WHAT YOU ARE ASKED TO DO: The records below should be written out again, exactly.

Stored items from a collection:
※

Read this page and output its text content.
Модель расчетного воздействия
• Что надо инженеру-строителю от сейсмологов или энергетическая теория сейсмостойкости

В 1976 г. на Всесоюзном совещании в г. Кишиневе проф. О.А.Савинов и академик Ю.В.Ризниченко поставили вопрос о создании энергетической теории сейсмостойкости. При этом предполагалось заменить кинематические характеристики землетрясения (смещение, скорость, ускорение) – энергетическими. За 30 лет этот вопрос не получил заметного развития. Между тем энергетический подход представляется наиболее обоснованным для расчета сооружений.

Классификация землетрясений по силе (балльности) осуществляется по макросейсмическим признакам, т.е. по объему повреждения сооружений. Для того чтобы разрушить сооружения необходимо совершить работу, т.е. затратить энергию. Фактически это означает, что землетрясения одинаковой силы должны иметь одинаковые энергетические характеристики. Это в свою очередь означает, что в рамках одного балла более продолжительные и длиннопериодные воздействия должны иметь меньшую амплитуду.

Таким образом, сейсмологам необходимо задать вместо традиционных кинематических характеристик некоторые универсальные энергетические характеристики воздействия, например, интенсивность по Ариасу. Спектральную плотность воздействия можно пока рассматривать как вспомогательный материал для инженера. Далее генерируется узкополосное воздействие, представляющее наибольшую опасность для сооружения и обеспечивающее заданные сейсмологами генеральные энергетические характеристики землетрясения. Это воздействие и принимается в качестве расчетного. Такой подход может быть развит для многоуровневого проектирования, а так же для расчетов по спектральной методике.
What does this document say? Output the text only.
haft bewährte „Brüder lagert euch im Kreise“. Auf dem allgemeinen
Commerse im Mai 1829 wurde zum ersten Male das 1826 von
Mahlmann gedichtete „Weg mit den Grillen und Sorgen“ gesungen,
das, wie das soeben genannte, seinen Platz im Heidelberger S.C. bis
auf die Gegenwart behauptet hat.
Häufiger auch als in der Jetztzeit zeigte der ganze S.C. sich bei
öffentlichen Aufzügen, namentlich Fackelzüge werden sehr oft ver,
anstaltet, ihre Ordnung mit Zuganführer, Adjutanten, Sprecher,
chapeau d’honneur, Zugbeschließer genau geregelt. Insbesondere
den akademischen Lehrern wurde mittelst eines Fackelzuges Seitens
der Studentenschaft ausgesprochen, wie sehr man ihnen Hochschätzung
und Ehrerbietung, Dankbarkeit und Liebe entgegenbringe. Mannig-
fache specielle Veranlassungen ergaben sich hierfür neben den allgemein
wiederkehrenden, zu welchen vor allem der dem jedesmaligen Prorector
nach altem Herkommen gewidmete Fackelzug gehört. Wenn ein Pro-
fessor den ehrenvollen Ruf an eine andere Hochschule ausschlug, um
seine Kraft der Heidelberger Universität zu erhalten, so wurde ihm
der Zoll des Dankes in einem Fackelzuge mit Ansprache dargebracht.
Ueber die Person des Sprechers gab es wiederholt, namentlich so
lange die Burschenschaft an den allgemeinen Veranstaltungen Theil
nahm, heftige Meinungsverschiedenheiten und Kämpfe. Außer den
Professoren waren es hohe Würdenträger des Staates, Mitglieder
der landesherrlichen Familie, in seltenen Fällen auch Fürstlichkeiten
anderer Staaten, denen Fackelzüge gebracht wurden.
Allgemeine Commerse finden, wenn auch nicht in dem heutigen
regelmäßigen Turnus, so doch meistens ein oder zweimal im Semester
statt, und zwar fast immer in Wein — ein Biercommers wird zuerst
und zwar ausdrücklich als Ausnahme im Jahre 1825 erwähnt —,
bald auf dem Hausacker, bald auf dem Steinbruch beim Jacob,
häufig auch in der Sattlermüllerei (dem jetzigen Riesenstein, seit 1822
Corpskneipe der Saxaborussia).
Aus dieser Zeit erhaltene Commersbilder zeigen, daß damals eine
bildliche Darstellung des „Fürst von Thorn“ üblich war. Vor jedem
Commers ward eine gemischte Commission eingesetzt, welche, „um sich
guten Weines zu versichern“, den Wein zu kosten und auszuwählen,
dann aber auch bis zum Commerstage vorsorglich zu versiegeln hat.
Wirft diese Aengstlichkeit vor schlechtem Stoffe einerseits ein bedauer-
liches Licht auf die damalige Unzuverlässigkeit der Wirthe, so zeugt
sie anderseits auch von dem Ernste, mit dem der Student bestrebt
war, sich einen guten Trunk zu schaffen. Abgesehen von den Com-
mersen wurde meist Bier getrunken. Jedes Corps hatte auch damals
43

※

WRITTEN ANSWER:
Read this page and output its text content.
Модель расчетного воздействия
• Что надо инженеру-строителю от сейсмологов или энергетическая теория сейсмостойкости

В 1976 г. на Всесоюзном совещании в г. Кишиневе проф. О.А.Савинов и академик Ю.В.Ризниченко поставили вопрос о создании энергетической теории сейсмостойкости. При этом предполагалось заменить кинематические характеристики землетрясения (смещение, скорость, ускорение) – энергетическими. За 30 лет этот вопрос не получил заметного развития. Между тем энергетический подход представляется наиболее обоснованным для расчета сооружений.

Классификация землетрясений по силе (балльности) осуществляется по макросейсмическим признакам, т.е. по объему повреждения сооружений. Для того чтобы разрушить сооружения необходимо совершить работу, т.е. затратить энергию. Фактически это означает, что землетрясения одинаковой силы должны иметь одинаковые энергетические характеристики. Это в свою очередь означает, что в рамках одного балла более продолжительные и длиннопериодные воздействия должны иметь меньшую амплитуду.

Таким образом, сейсмологам необходимо задать вместо традиционных кинематических характеристик некоторые универсальные энергетические характеристики воздействия, например, интенсивность по Ариасу. Спектральную плотность воздействия можно пока рассматривать как вспомогательный материал для инженера. Далее генерируется узкополосное воздействие, представляющее наибольшую опасность для сооружения и обеспечивающее заданные сейсмологами генеральные энергетические характеристики землетрясения. Это воздействие и принимается в качестве расчетного. Такой подход может быть развит для многоуровневого проектирования, а так же для расчетов по спектральной методике.
What does this document say? Output the text only.
haft bewährte „Brüder lagert euch im Kreise“. Auf dem allgemeinen
Commerse im Mai 1829 wurde zum ersten Male das 1826 von
Mahlmann gedichtete „Weg mit den Grillen und Sorgen“ gesungen,
das, wie das soeben genannte, seinen Platz im Heidelberger S.C. bis
auf die Gegenwart behauptet hat.
Häufiger auch als in der Jetztzeit zeigte der ganze S.C. sich bei
öffentlichen Aufzügen, namentlich Fackelzüge werden sehr oft ver,
anstaltet, ihre Ordnung mit Zuganführer, Adjutanten, Sprecher,
chapeau d’honneur, Zugbeschließer genau geregelt. Insbesondere
den akademischen Lehrern wurde mittelst eines Fackelzuges Seitens
der Studentenschaft ausgesprochen, wie sehr man ihnen Hochschätzung
und Ehrerbietung, Dankbarkeit und Liebe entgegenbringe. Mannig-
fache specielle Veranlassungen ergaben sich hierfür neben den allgemein
wiederkehrenden, zu welchen vor allem der dem jedesmaligen Prorector
nach altem Herkommen gewidmete Fackelzug gehört. Wenn ein Pro-
fessor den ehrenvollen Ruf an eine andere Hochschule ausschlug, um
seine Kraft der Heidelberger Universität zu erhalten, so wurde ihm
der Zoll des Dankes in einem Fackelzuge mit Ansprache dargebracht.
Ueber die Person des Sprechers gab es wiederholt, namentlich so
lange die Burschenschaft an den allgemeinen Veranstaltungen Theil
nahm, heftige Meinungsverschiedenheiten und Kämpfe. Außer den
Professoren waren es hohe Würdenträger des Staates, Mitglieder
der landesherrlichen Familie, in seltenen Fällen auch Fürstlichkeiten
anderer Staaten, denen Fackelzüge gebracht wurden.
Allgemeine Commerse finden, wenn auch nicht in dem heutigen
regelmäßigen Turnus, so doch meistens ein oder zweimal im Semester
statt, und zwar fast immer in Wein — ein Biercommers wird zuerst
und zwar ausdrücklich als Ausnahme im Jahre 1825 erwähnt —,
bald auf dem Hausacker, bald auf dem Steinbruch beim Jacob,
häufig auch in der Sattlermüllerei (dem jetzigen Riesenstein, seit 1822
Corpskneipe der Saxaborussia).
Aus dieser Zeit erhaltene Commersbilder zeigen, daß damals eine
bildliche Darstellung des „Fürst von Thorn“ üblich war. Vor jedem
Commers ward eine gemischte Commission eingesetzt, welche, „um sich
guten Weines zu versichern“, den Wein zu kosten und auszuwählen,
dann aber auch bis zum Commerstage vorsorglich zu versiegeln hat.
Wirft diese Aengstlichkeit vor schlechtem Stoffe einerseits ein bedauer-
liches Licht auf die damalige Unzuverlässigkeit der Wirthe, so zeugt
sie anderseits auch von dem Ernste, mit dem der Student bestrebt
war, sich einen guten Trunk zu schaffen. Abgesehen von den Com-
mersen wurde meist Bier getrunken. Jedes Corps hatte auch damals
43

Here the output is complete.